Extracted records →
##############################

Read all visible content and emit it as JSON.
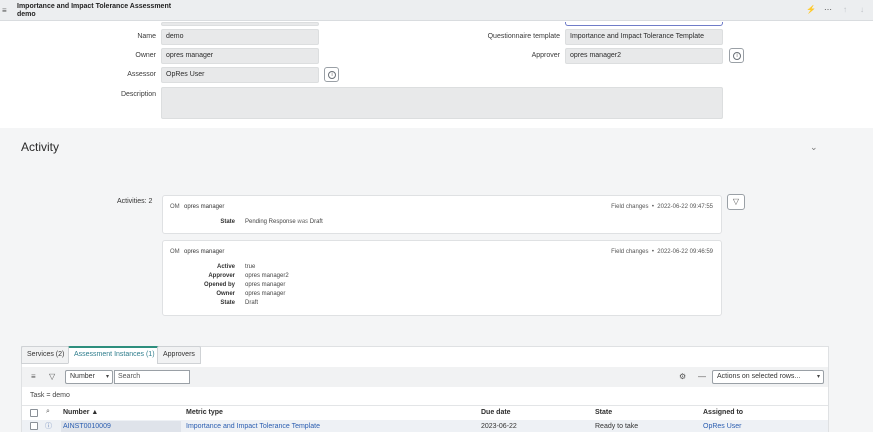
{
  "header": {
    "title_line1": "Importance and Impact Tolerance Assessment",
    "title_line2": "demo",
    "icons": [
      "menu-icon",
      "pulse-icon",
      "more-icon",
      "arrow-up-icon",
      "arrow-down-icon"
    ]
  },
  "form": {
    "name_label": "Name",
    "name_value": "demo",
    "owner_label": "Owner",
    "owner_value": "opres manager",
    "assessor_label": "Assessor",
    "assessor_value": "OpRes User",
    "description_label": "Description",
    "description_value": "",
    "questionnaire_label": "Questionnaire template",
    "questionnaire_value": "Importance and Impact Tolerance Template",
    "approver_label": "Approver",
    "approver_value": "opres manager2"
  },
  "activity": {
    "title": "Activity",
    "count_label": "Activities: 2",
    "entries": [
      {
        "avatar": "OM",
        "user": "opres manager",
        "type": "Field changes",
        "timestamp": "2022-06-22 09:47:55",
        "fields": [
          {
            "key": "State",
            "value": "Pending Response",
            "was": "was",
            "old": "Draft"
          }
        ]
      },
      {
        "avatar": "OM",
        "user": "opres manager",
        "type": "Field changes",
        "timestamp": "2022-06-22 09:46:59",
        "fields": [
          {
            "key": "Active",
            "value": "true"
          },
          {
            "key": "Approver",
            "value": "opres manager2"
          },
          {
            "key": "Opened by",
            "value": "opres manager"
          },
          {
            "key": "Owner",
            "value": "opres manager"
          },
          {
            "key": "State",
            "value": "Draft"
          }
        ]
      }
    ]
  },
  "related": {
    "tabs": [
      {
        "label": "Services (2)"
      },
      {
        "label": "Assessment Instances (1)"
      },
      {
        "label": "Approvers"
      }
    ],
    "filter_field": "Number",
    "search_placeholder": "Search",
    "actions_label": "Actions on selected rows...",
    "breadcrumb": "Task = demo",
    "columns": [
      "Number ▲",
      "Metric type",
      "Due date",
      "State",
      "Assigned to"
    ],
    "rows": [
      {
        "number": "AINST0010009",
        "metric_type": "Importance and Impact Tolerance Template",
        "due_date": "2023-06-22",
        "state": "Ready to take",
        "assigned_to": "OpRes User"
      }
    ]
  },
  "colors": {
    "active_tab": "#2e8f7e",
    "link": "#2a5db0",
    "header_bg": "#eceef0"
  }
}
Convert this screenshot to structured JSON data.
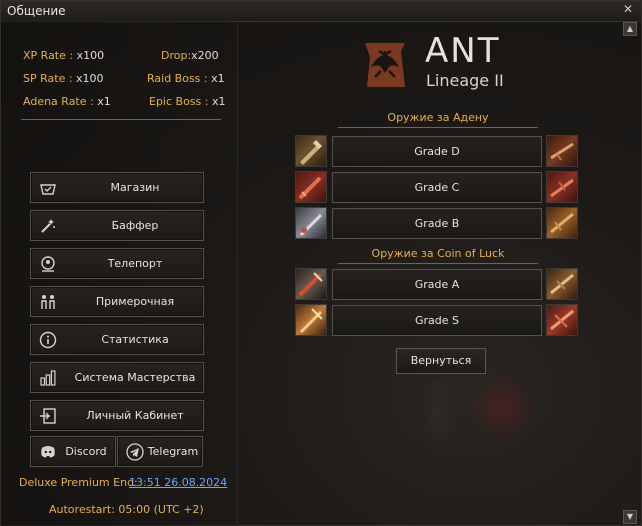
{
  "window": {
    "title": "Общение",
    "close": "✕"
  },
  "rates": {
    "xp": {
      "key": "XP Rate :",
      "value": "x100"
    },
    "drop": {
      "key": "Drop:",
      "value": "x200"
    },
    "sp": {
      "key": "SP Rate :",
      "value": "x100"
    },
    "raid": {
      "key": "Raid Boss :",
      "value": "x1"
    },
    "adena": {
      "key": "Adena Rate :",
      "value": "x1"
    },
    "epic": {
      "key": "Epic Boss :",
      "value": "x1"
    }
  },
  "menu": {
    "shop": "Магазин",
    "buffer": "Баффер",
    "teleport": "Телепорт",
    "fitting": "Примерочная",
    "stats": "Статистика",
    "mastery": "Система Мастерства",
    "cabinet": "Личный Кабинет",
    "discord": "Discord",
    "telegram": "Telegram"
  },
  "premium": {
    "label": "Deluxe Premium End:",
    "value": "13:51 26.08.2024"
  },
  "autorestart": "Autorestart: 05:00 (UTC +2)",
  "logo": {
    "name": "ANT",
    "sub": "Lineage II"
  },
  "weapons": {
    "adena_title": "Оружие за Адену",
    "coin_title": "Оружие за Coin of Luck",
    "grade_d": "Grade D",
    "grade_c": "Grade C",
    "grade_b": "Grade B",
    "grade_a": "Grade A",
    "grade_s": "Grade S"
  },
  "back": "Вернуться",
  "colors": {
    "accent": "#e5b04f",
    "link": "#6aa5ff",
    "text": "#e8e4dc"
  }
}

##############################

Problem to solve →
Leave out the pictures and give the rest of the records again exactly.

Response below →
Read all visible content and emit it as JSON.
{
  "header": {
    "title_line1": "Importance and Impact Tolerance Assessment",
    "title_line2": "demo",
    "icons": [
      "menu-icon",
      "pulse-icon",
      "more-icon",
      "arrow-up-icon",
      "arrow-down-icon"
    ]
  },
  "form": {
    "name_label": "Name",
    "name_value": "demo",
    "owner_label": "Owner",
    "owner_value": "opres manager",
    "assessor_label": "Assessor",
    "assessor_value": "OpRes User",
    "description_label": "Description",
    "description_value": "",
    "questionnaire_label": "Questionnaire template",
    "questionnaire_value": "Importance and Impact Tolerance Template",
    "approver_label": "Approver",
    "approver_value": "opres manager2"
  },
  "activity": {
    "title": "Activity",
    "count_label": "Activities: 2",
    "entries": [
      {
        "avatar": "OM",
        "user": "opres manager",
        "type": "Field changes",
        "timestamp": "2022-06-22 09:47:55",
        "fields": [
          {
            "key": "State",
            "value": "Pending Response",
            "was": "was",
            "old": "Draft"
          }
        ]
      },
      {
        "avatar": "OM",
        "user": "opres manager",
        "type": "Field changes",
        "timestamp": "2022-06-22 09:46:59",
        "fields": [
          {
            "key": "Active",
            "value": "true"
          },
          {
            "key": "Approver",
            "value": "opres manager2"
          },
          {
            "key": "Opened by",
            "value": "opres manager"
          },
          {
            "key": "Owner",
            "value": "opres manager"
          },
          {
            "key": "State",
            "value": "Draft"
          }
        ]
      }
    ]
  },
  "related": {
    "tabs": [
      {
        "label": "Services (2)"
      },
      {
        "label": "Assessment Instances (1)"
      },
      {
        "label": "Approvers"
      }
    ],
    "filter_field": "Number",
    "search_placeholder": "Search",
    "actions_label": "Actions on selected rows...",
    "breadcrumb": "Task = demo",
    "columns": [
      "Number ▲",
      "Metric type",
      "Due date",
      "State",
      "Assigned to"
    ],
    "rows": [
      {
        "number": "AINST0010009",
        "metric_type": "Importance and Impact Tolerance Template",
        "due_date": "2023-06-22",
        "state": "Ready to take",
        "assigned_to": "OpRes User"
      }
    ]
  },
  "colors": {
    "active_tab": "#2e8f7e",
    "link": "#2a5db0",
    "header_bg": "#eceef0"
  }
}
Convert this screenshot to structured JSON data.
{
  "window": {
    "title": "Общение",
    "close": "✕"
  },
  "rates": {
    "xp": {
      "key": "XP Rate :",
      "value": "x100"
    },
    "drop": {
      "key": "Drop:",
      "value": "x200"
    },
    "sp": {
      "key": "SP Rate :",
      "value": "x100"
    },
    "raid": {
      "key": "Raid Boss :",
      "value": "x1"
    },
    "adena": {
      "key": "Adena Rate :",
      "value": "x1"
    },
    "epic": {
      "key": "Epic Boss :",
      "value": "x1"
    }
  },
  "menu": {
    "shop": "Магазин",
    "buffer": "Баффер",
    "teleport": "Телепорт",
    "fitting": "Примерочная",
    "stats": "Статистика",
    "mastery": "Система Мастерства",
    "cabinet": "Личный Кабинет",
    "discord": "Discord",
    "telegram": "Telegram"
  },
  "premium": {
    "label": "Deluxe Premium End:",
    "value": "13:51 26.08.2024"
  },
  "autorestart": "Autorestart: 05:00 (UTC +2)",
  "logo": {
    "name": "ANT",
    "sub": "Lineage II"
  },
  "weapons": {
    "adena_title": "Оружие за Адену",
    "coin_title": "Оружие за Coin of Luck",
    "grade_d": "Grade D",
    "grade_c": "Grade C",
    "grade_b": "Grade B",
    "grade_a": "Grade A",
    "grade_s": "Grade S"
  },
  "back": "Вернуться",
  "colors": {
    "accent": "#e5b04f",
    "link": "#6aa5ff",
    "text": "#e8e4dc"
  }
}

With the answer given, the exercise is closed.